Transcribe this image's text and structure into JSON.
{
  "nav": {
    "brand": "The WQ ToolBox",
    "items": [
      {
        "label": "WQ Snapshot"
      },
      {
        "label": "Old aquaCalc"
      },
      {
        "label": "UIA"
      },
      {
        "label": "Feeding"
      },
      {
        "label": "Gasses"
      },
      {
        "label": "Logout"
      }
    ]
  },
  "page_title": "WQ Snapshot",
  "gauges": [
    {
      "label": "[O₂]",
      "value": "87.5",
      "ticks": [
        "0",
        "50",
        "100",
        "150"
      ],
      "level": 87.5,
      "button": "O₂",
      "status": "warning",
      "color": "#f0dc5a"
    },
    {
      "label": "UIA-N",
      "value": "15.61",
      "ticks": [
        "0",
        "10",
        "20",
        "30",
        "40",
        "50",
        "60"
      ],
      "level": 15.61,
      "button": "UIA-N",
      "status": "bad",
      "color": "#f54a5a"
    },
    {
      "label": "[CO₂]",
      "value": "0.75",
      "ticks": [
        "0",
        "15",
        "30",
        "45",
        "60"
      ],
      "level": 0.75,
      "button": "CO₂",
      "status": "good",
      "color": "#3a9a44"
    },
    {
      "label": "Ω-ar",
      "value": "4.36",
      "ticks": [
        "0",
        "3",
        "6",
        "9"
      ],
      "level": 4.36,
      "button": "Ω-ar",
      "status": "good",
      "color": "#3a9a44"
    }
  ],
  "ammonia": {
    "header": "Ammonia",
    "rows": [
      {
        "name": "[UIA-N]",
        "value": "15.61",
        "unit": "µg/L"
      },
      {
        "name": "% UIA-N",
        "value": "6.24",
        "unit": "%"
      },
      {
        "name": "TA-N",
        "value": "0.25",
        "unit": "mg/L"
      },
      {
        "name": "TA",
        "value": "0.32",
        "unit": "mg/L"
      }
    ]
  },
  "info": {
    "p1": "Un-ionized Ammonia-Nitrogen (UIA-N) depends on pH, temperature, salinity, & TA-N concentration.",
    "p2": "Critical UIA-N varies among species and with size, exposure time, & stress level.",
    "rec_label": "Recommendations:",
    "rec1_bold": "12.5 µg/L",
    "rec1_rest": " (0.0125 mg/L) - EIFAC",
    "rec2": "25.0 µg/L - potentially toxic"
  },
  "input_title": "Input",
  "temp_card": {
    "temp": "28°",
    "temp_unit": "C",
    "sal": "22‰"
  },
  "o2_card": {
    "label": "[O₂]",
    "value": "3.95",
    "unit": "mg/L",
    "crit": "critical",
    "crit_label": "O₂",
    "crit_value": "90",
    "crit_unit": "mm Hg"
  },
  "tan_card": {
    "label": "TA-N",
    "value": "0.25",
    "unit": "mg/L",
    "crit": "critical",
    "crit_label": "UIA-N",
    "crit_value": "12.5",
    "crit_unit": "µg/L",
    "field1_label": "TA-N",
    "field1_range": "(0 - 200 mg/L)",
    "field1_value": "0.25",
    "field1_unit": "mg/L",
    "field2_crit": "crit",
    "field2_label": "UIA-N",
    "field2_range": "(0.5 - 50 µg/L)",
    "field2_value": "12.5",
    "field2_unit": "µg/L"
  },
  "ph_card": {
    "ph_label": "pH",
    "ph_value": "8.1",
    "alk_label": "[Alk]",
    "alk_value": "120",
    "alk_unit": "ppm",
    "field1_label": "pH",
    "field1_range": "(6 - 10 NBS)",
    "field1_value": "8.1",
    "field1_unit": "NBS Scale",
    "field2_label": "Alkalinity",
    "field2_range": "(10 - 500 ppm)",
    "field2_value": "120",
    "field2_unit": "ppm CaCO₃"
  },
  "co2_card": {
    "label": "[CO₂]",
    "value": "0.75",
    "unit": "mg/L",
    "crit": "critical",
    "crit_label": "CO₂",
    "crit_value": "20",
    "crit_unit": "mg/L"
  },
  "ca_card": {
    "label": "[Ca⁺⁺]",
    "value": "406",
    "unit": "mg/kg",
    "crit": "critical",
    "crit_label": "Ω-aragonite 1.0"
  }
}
------------------------------------------------------------------------
List the lines of the entries that include "color".

      "color": "#f0dc5a"
      "color": "#f54a5a"
      "color": "#3a9a44"
      "color": "#3a9a44"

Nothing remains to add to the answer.